§ What is asked:
Scan the records for the word "also". Copy each line that includes it.

Stored items:
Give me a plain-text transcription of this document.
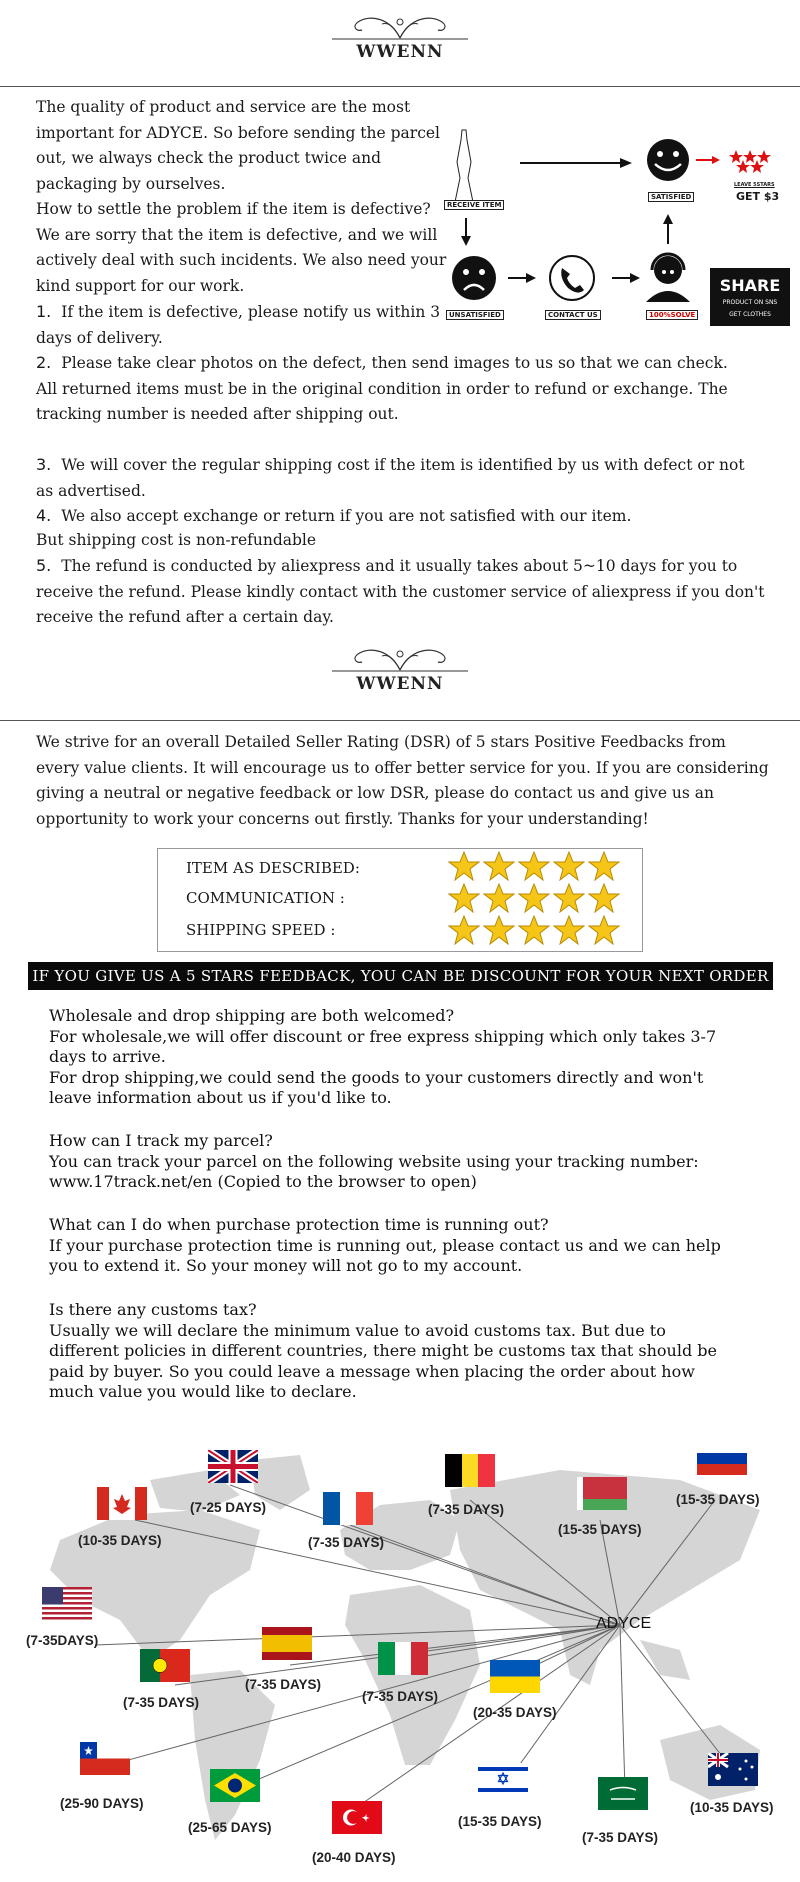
WWENN
The quality of product and service are the most important for ADYCE. So before sending the parcel out, we always check the product twice and packaging by ourselves.
How to settle the problem if the item is defective? We are sorry that the item is defective, and we will actively deal with such incidents. We also need your kind support for our work.
1. If the item is defective, please notify us within 3 days of delivery.
2. Please take clear photos on the defect, then send images to us so that we can check. All returned items must be in the original condition in order to refund or exchange. The tracking number is needed after shipping out.
3. We will cover the regular shipping cost if the item is identified by us with defect or not as advertised.
4. We also accept exchange or return if you are not satisfied with our item.
But shipping cost is non-refundable
5. The refund is conducted by aliexpress and it usually takes about 5~10 days for you to receive the refund. Please kindly contact with the customer service of aliexpress if you don't receive the refund after a certain day.
RECEIVE ITEM
SATISFIED
LEAVE 5STARS
GET $3
UNSATISFIED	CONTACT US	100%SOLVE
SHARE
PRODUCT ON SNS
GET CLOTHES
WWENN
We strive for an overall Detailed Seller Rating (DSR) of 5 stars Positive Feedbacks from every value clients. It will encourage us to offer better service for you. If you are considering giving a neutral or negative feedback or low DSR, please do contact us and give us an opportunity to work your concerns out firstly. Thanks for your understanding!
ITEM AS DESCRIBED:
COMMUNICATION :
SHIPPING SPEED :
IF YOU GIVE US A 5 STARS FEEDBACK, YOU CAN BE DISCOUNT FOR YOUR NEXT ORDER
Wholesale and drop shipping are both welcomed?
For wholesale,we will offer discount or free express shipping which only takes 3-7
days to arrive.
For drop shipping,we could send the goods to your customers directly and won't
leave information about us if you'd like to.
How can I track my parcel?
You can track your parcel on the following website using your tracking number:
www.17track.net/en (Copied to the browser to open)
What can I do when purchase protection time is running out?
If your purchase protection time is running out, please contact us and we can help
you to extend it. So your money will not go to my account.
Is there any customs tax?
Usually we will declare the minimum value to avoid customs tax. But due to
different policies in different countries, there might be customs tax that should be
paid by buyer. So you could leave a message when placing the order about how
much value you would like to declare.
ADYCE
(7-25 DAYS)
(10-35 DAYS)	(7-35 DAYS)
(7-35 DAYS)
(15-35 DAYS)
(15-35 DAYS)
(7-35DAYS)
(7-35 DAYS)
(7-35 DAYS)
(7-35 DAYS)
(20-35 DAYS)
(10-35 DAYS)
(25-90 DAYS)
(25-65 DAYS)
(20-40 DAYS)
(15-35 DAYS)
(7-35 DAYS)
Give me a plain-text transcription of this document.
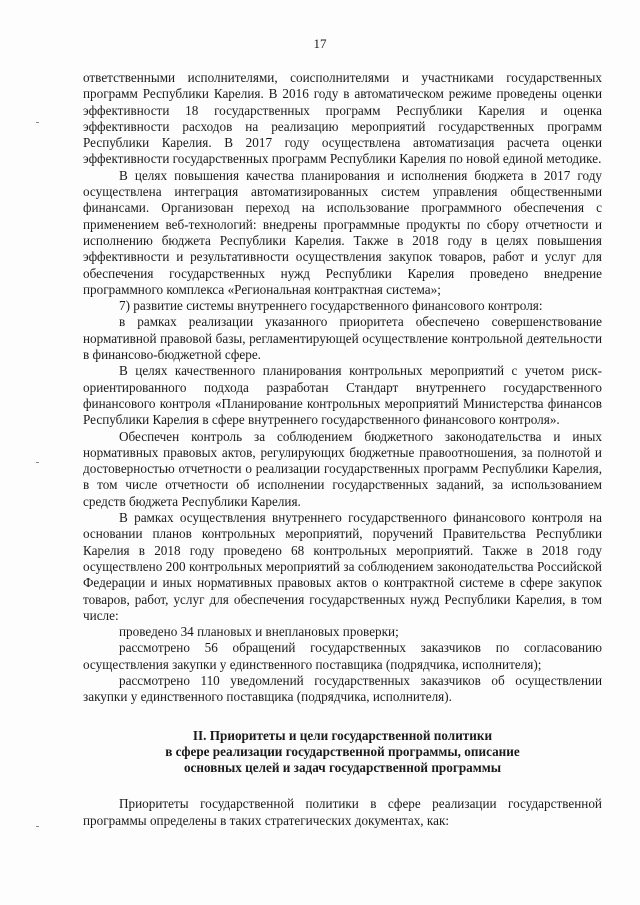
17

ответственными исполнителями, соисполнителями и участниками государственных программ Республики Карелия. В 2016 году в автоматическом режиме проведены оценки эффективности 18 государственных программ Республики Карелия и оценка эффективности расходов на реализацию мероприятий государственных программ Республики Карелия. В 2017 году осуществлена автоматизация расчета оценки эффективности государственных программ Республики Карелия по новой единой методике.

В целях повышения качества планирования и исполнения бюджета в 2017 году осуществлена интеграция автоматизированных систем управления общественными финансами. Организован переход на использование программного обеспечения с применением веб-технологий: внедрены программные продукты по сбору отчетности и исполнению бюджета Республики Карелия. Также в 2018 году в целях повышения эффективности и результативности осуществления закупок товаров, работ и услуг для обеспечения государственных нужд Республики Карелия проведено внедрение программного комплекса «Региональная контрактная система»;

7) развитие системы внутреннего государственного финансового контроля:

в рамках реализации указанного приоритета обеспечено совершенствование нормативной правовой базы, регламентирующей осуществление контрольной деятельности в финансово-бюджетной сфере.

В целях качественного планирования контрольных мероприятий с учетом риск-ориентированного подхода разработан Стандарт внутреннего государственного финансового контроля «Планирование контрольных мероприятий Министерства финансов Республики Карелия в сфере внутреннего государственного финансового контроля».

Обеспечен контроль за соблюдением бюджетного законодательства и иных нормативных правовых актов, регулирующих бюджетные правоотношения, за полнотой и достоверностью отчетности о реализации государственных программ Республики Карелия, в том числе отчетности об исполнении государственных заданий, за использованием средств бюджета Республики Карелия.

В рамках осуществления внутреннего государственного финансового контроля на основании планов контрольных мероприятий, поручений Правительства Республики Карелия в 2018 году проведено 68 контрольных мероприятий. Также в 2018 году осуществлено 200 контрольных мероприятий за соблюдением законодательства Российской Федерации и иных нормативных правовых актов о контрактной системе в сфере закупок товаров, работ, услуг для обеспечения государственных нужд Республики Карелия, в том числе:

проведено 34 плановых и внеплановых проверки;

рассмотрено 56 обращений государственных заказчиков по согласованию осуществления закупки у единственного поставщика (подрядчика, исполнителя);

рассмотрено 110 уведомлений государственных заказчиков об осуществлении закупки у единственного поставщика (подрядчика, исполнителя).

II. Приоритеты и цели государственной политики
в сфере реализации государственной программы, описание
основных целей и задач государственной программы

Приоритеты государственной политики в сфере реализации государственной программы определены в таких стратегических документах, как:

§ Task result:
How to settle the problem if the item is defective? We are sorry that the item is defective, and we will actively deal with such incidents. We also need your kind support for our work.
4. We also accept exchange or return if you are not satisfied with our item.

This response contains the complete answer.